## START Page
Write a Package

Version: Next
Write a Package
This tutorial walks you through the creation of a package, which is a bundle of related pipelines and contexts. You can install packages with a few clicks from the Tenzir Library or deploy them as code.
Map the use case
The goal of a package is to enable a specific use case. In this tutorial, we want to make it easy to detect malicious certificates that are on the SSLBL from abuse.ch. At a glance, the idea is as follows:
We get SHA1 hashes of SSL certifcates from network monitor logs, such as Zeek or Suricata.
We check each hash value against a lookup table.
We generate a detection finding when we encounter a match.
Given this idea, we have to it to the building blocks we have in Tenzir: pipelines and contexts. We can model it as follows.
A lookup table that includes a copy of the SSLBL data.
A pipeline that synchronizes the SSLBL data with the lookup table.
A pipeline to enrich network telemetry and generate detection findings.
Create the scaffold
We begin with creating a package.yaml file with the following metadata:
package.yaml
id: sslbl name: SSLBL author: Tenzir author_icon: https://github.com/tenzir.png package_icon: | https://raw.githubusercontent.com/tenzir/library/main/sslbl/package.svg description: | The [SSLBL](https://sslbl.abuse.ch/) package makes available a lookup table with SHA1 hashes of blacklisted certificates that can be used when monitoring SSL/TLS certificate exchanges.
## END Page
## START Provided material
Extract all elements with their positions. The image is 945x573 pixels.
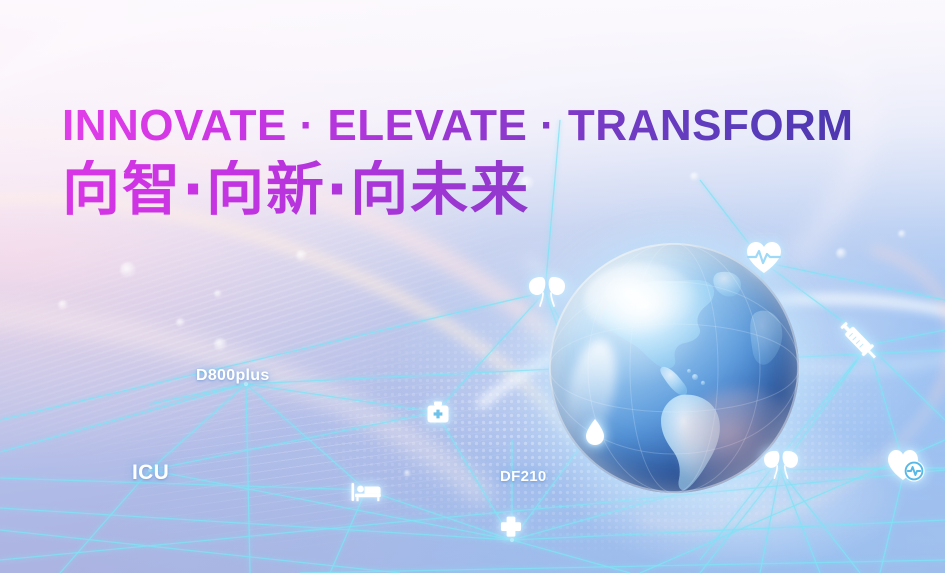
heart-monitor-icon[interactable] bbox=[886, 447, 926, 483]
network-label-df210: DF210 bbox=[500, 468, 547, 485]
network-label-d800plus: D800plus bbox=[196, 367, 270, 385]
kidneys-icon[interactable] bbox=[762, 448, 800, 482]
water-drop-icon[interactable] bbox=[584, 418, 606, 446]
headline-chinese: 向智·向新·向未来 bbox=[62, 160, 854, 218]
headline-block: INNOVATE · ELEVATE · TRANSFORM 向智·向新·向未来 bbox=[62, 104, 854, 218]
medical-bag-icon[interactable] bbox=[426, 400, 450, 424]
hospital-bed-icon[interactable] bbox=[351, 481, 381, 503]
medical-cross-icon[interactable] bbox=[500, 515, 522, 537]
hero-banner: D800plus ICU DF210 INNOVATE · ELEVATE · … bbox=[0, 0, 945, 573]
headline-english: INNOVATE · ELEVATE · TRANSFORM bbox=[62, 104, 854, 148]
kidneys-icon[interactable] bbox=[527, 274, 567, 310]
heart-pulse-icon[interactable] bbox=[745, 240, 783, 274]
network-label-icu: ICU bbox=[132, 461, 169, 485]
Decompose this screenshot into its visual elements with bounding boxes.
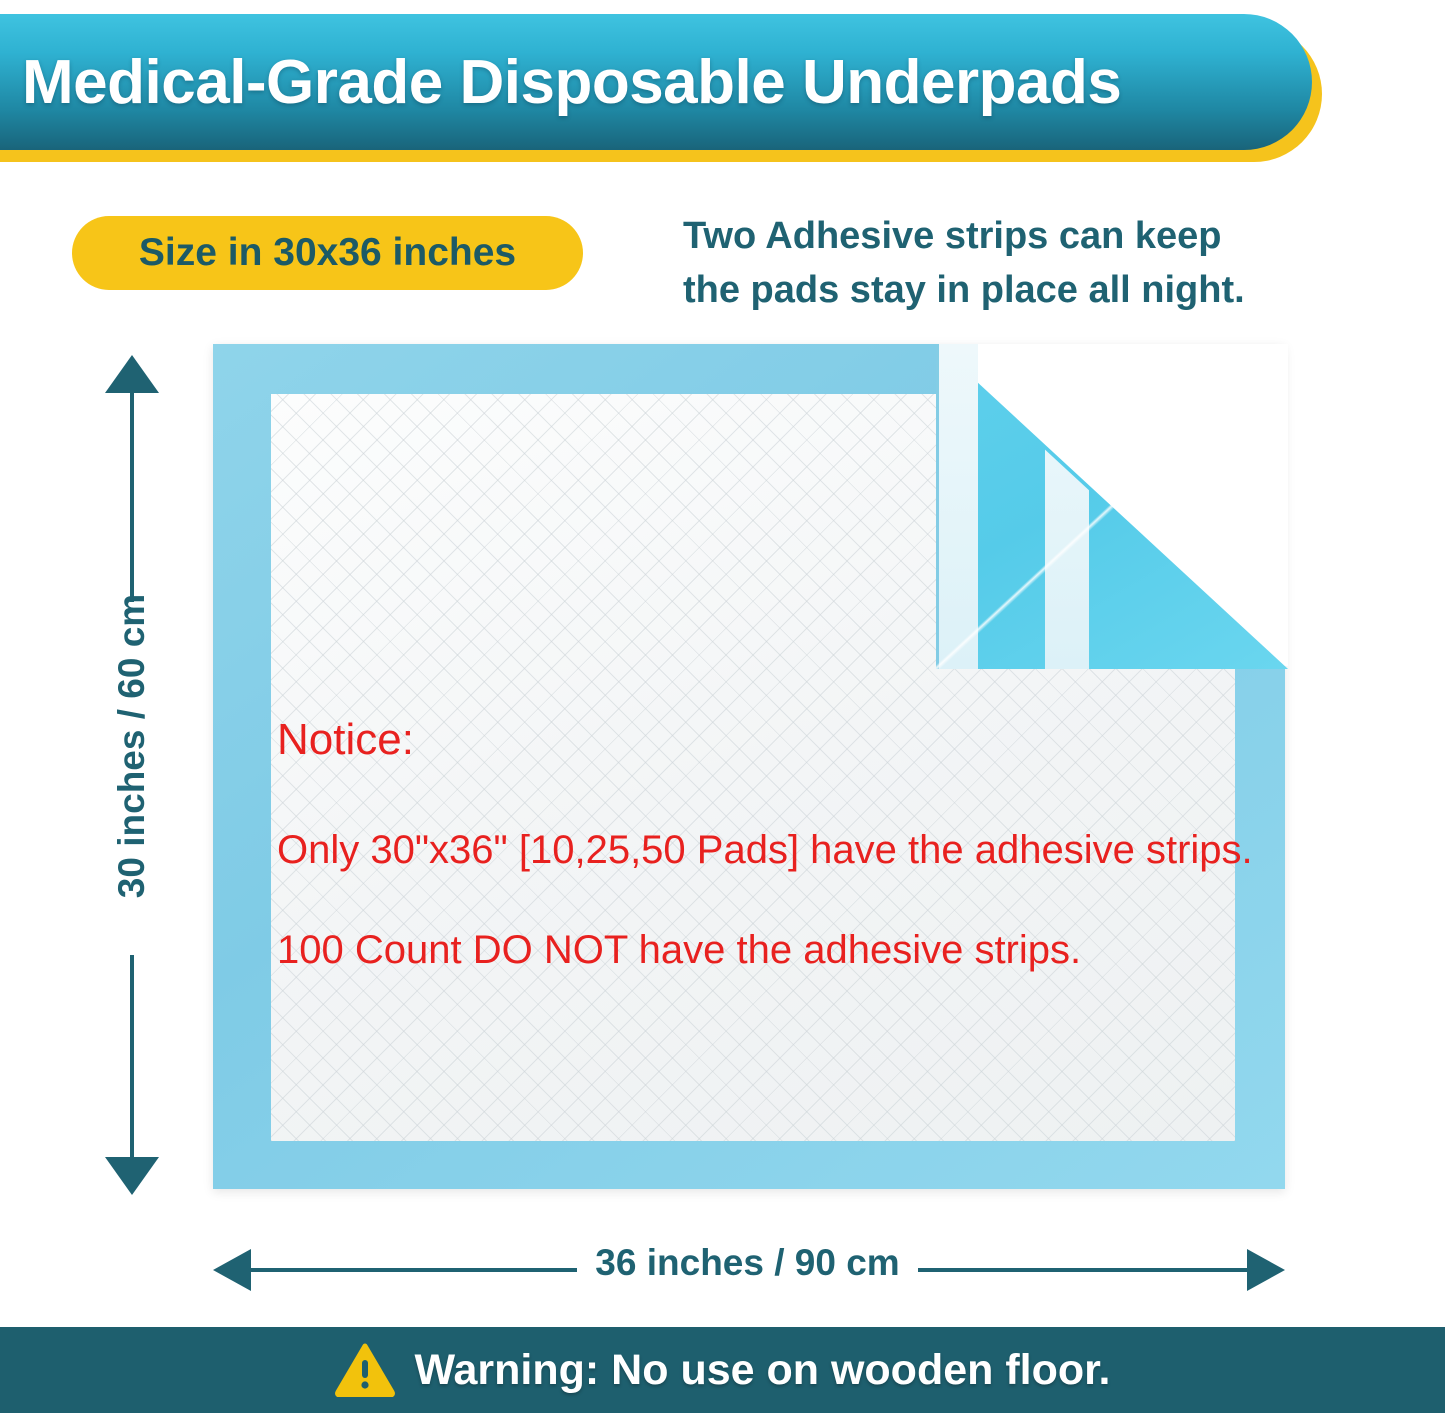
size-badge: Size in 30x36 inches [72, 216, 583, 290]
dimension-horizontal-line-right [918, 1268, 1248, 1272]
header-banner: Medical-Grade Disposable Underpads [0, 14, 1312, 150]
adhesive-note-line-2: the pads stay in place all night. [683, 264, 1363, 318]
notice-line-2: 100 Count DO NOT have the adhesive strip… [277, 930, 1367, 970]
arrow-right-icon [1247, 1249, 1285, 1291]
header-banner-plate: Medical-Grade Disposable Underpads [0, 14, 1312, 150]
warning-triangle-icon [335, 1343, 395, 1397]
notice-line-1: Only 30"x36" [10,25,50 Pads] have the ad… [277, 830, 1367, 870]
adhesive-strip-icon-1 [936, 344, 978, 669]
adhesive-note: Two Adhesive strips can keep the pads st… [683, 210, 1363, 318]
dimension-horizontal-label: 36 inches / 90 cm [577, 1242, 918, 1284]
fold-edge-band [936, 344, 939, 669]
notice-heading: Notice: [277, 718, 1367, 762]
size-badge-label: Size in 30x36 inches [139, 231, 516, 275]
dimension-vertical-label: 30 inches / 60 cm [111, 566, 153, 926]
dimension-vertical-line-bottom [130, 955, 134, 1163]
product-image-underpad: Notice: Only 30"x36" [10,25,50 Pads] hav… [213, 344, 1285, 1189]
arrow-left-icon [213, 1249, 251, 1291]
adhesive-note-line-1: Two Adhesive strips can keep [683, 210, 1363, 264]
page-title: Medical-Grade Disposable Underpads [22, 47, 1121, 118]
dimension-horizontal: 36 inches / 90 cm [213, 1230, 1285, 1310]
dimension-vertical: 30 inches / 60 cm [80, 355, 184, 1195]
dimension-horizontal-line-left [247, 1268, 577, 1272]
arrow-down-icon [105, 1157, 159, 1195]
notice-block: Notice: Only 30"x36" [10,25,50 Pads] hav… [277, 718, 1367, 970]
warning-text: Warning: No use on wooden floor. [415, 1346, 1111, 1395]
warning-bar: Warning: No use on wooden floor. [0, 1327, 1445, 1413]
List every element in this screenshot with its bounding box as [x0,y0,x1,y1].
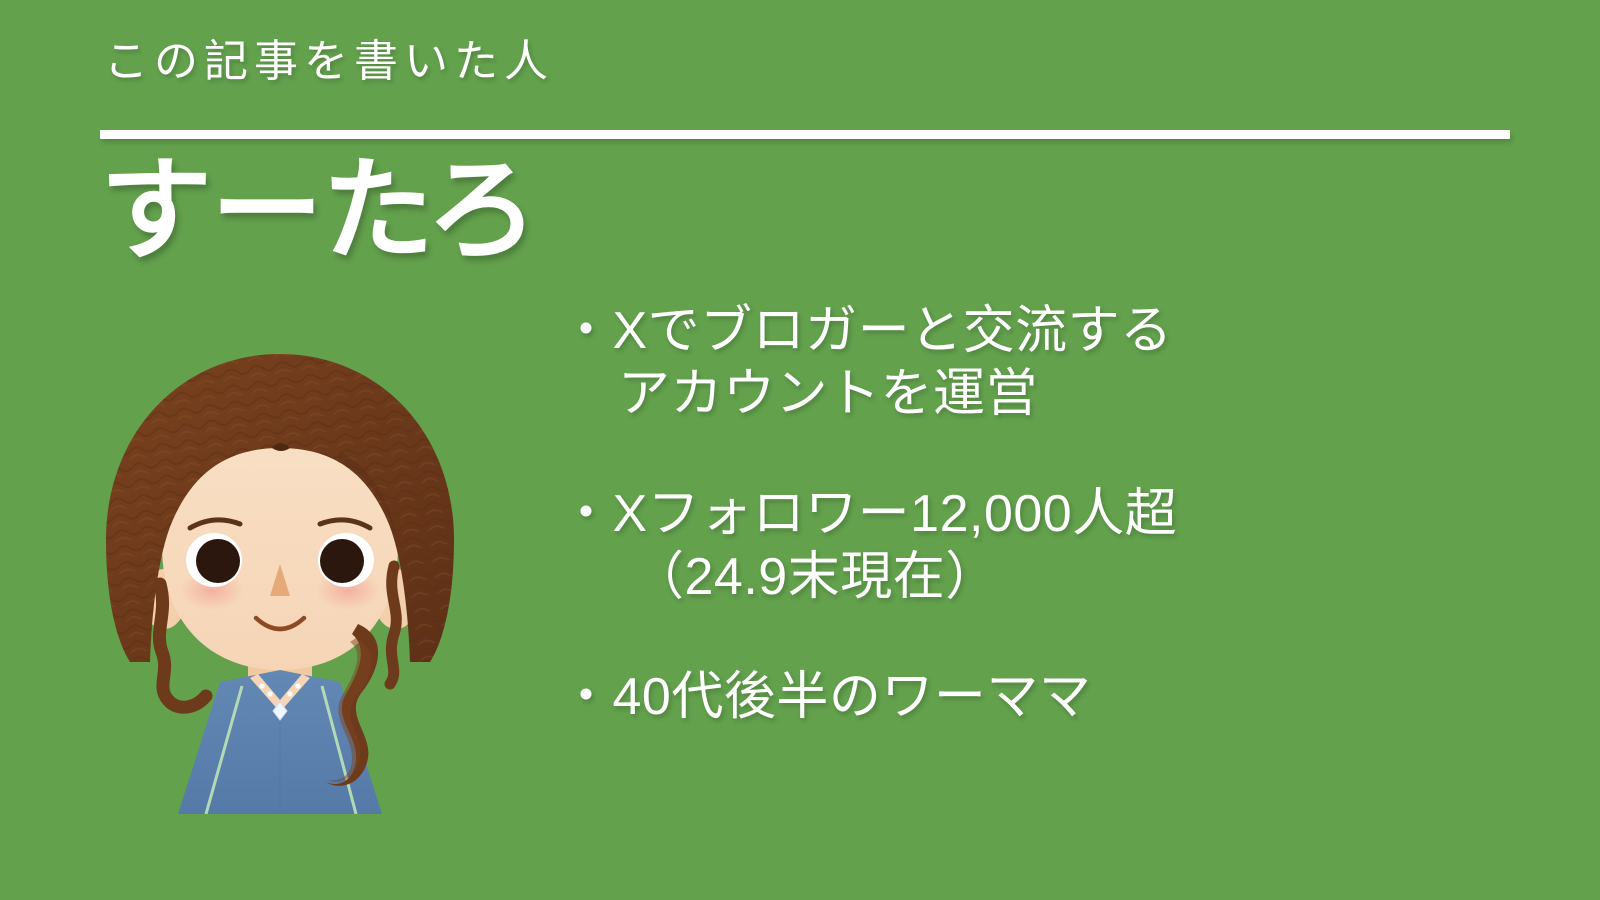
list-item: ・40代後半のワーママ [560,666,1570,729]
profile-card: この記事を書いた人 すーたろ [0,0,1600,900]
page-title: この記事を書いた人 [104,40,554,84]
eye-left [186,533,242,587]
header-divider [100,130,1510,139]
hair-curl-right-thin [390,566,396,684]
eye-right [318,533,374,587]
bullet-line: ・Xでブロガーと交流する [560,300,1570,363]
bullet-list: ・Xでブロガーと交流する アカウントを運営 ・Xフォロワー12,000人超 （2… [560,300,1570,729]
bullet-line: ・Xフォロワー12,000人超 [560,483,1570,546]
bullet-line: ・40代後半のワーママ [560,666,1570,729]
list-item: ・Xでブロガーと交流する アカウントを運営 [560,300,1570,427]
bullet-line: （24.9末現在） [560,546,1570,609]
list-item: ・Xフォロワー12,000人超 （24.9末現在） [560,483,1570,610]
avatar [90,352,470,814]
author-name: すーたろ [100,152,537,270]
bullet-line: アカウントを運営 [560,363,1570,426]
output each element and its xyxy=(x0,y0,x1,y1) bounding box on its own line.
## END Provided material
Prompt A =>
Revise the package tutorial between "Map the use" and "Zeek or Suricata.", inclusive, writing out that passage with "use case" changed to "scenario".
Prompt B =>
Resume the Tenzir package tutorial after its last sentence.
The material has no connection to the package tutorial.

Response A =>
Map the scenario
The goal of a package is to enable a specific scenario. In this tutorial, we want to make it easy to detect malicious certificates that are on the SSLBL from abuse.ch. At a glance, the idea is as follows:
We get SHA1 hashes of SSL certifcates from network monitor logs, such as Zeek or Suricata.

Response B =>
Add your pipelines, context, and examples
After providing the package metadata, we now do the heavy lift of writing pipelines, contexts, and examples.
Add a context
First, we need a data structure to hold the SSLBL data so that we can use it inside the node. TO this end, we define a lookup table in the contexts section:
package.yaml
contexts: sslbl: type: lookup-table description: | A table that is keyed by SHA1 hashes of SSL certificates on the SSL blocklist.
Let's figure out how to get data into the context manually. There's a CSV file at https://sslbl.abuse.ch/blacklist/sslblacklist.csv. Let's take a look at that in the browser:
################################################################ # abuse.ch SSLBL SSL Certificate Blacklist (SHA1 Fingerprints) # # Last updated: 2024-09-02 06:17:52 UTC # # # # Terms Of Use: https://sslbl.abuse.ch/blacklist/ # # For questions please contact sslbl [at] abuse.ch # ################################################################ # # Listingdate,SHA1,Listingreason 2024-09-02 06:17:52,4da14224452c1fe61f46b1112c43ecfd9f322c82,Rhadamanthys C&C 2024-09-02 06:16:33,b331526a0949f88ce218555edf1060c4a02de5a2,Rhadamanthys C&C 2024-09-02 05:19:10,b785d1a9e5784703b98a96698ad05dff5e07229a,DCRat C&C 2024-09-02 05:18:33,be4d4f077bdd90618367eb2ab88f9f3074ccb7aa,AsyncRAT C&C 2024-08-30 13:46:12,6bef207908bfad6b19580067ce770bc820d3d2ef,CobaltStrike C&C 2024-08-29 09:02:20,9a57379949f734b11f32bb8462db1f3fd8898722,DarkGate C&C 2024-08-29 09:01:39,47122f7861b7488f6711c999e40caaa5e560630b,Rhadamanthys C&C 2024-08-29 09:01:33,fb0e13607d045047c29ab44941f450950a349dd7,Rhadamanthys C&C
Okay, a simple CSV table with comments. We can write a pipeline for reading that:
// tql2 load_http "from https://sslbl.abuse.ch/blacklist/sslblacklist.csv" read_csv comments=true, header="timestamp,SHA1,reason"
Now that we have onboarded the data into a pipeline, we just need to push it into the context by piping it to context update:
// tql2 load_http "from https://sslbl.abuse.ch/blacklist/sslblacklist.csv" read_csv comments=true, header="timestamp,SHA1,reason" legacy "context update sslbl --key=SHA1"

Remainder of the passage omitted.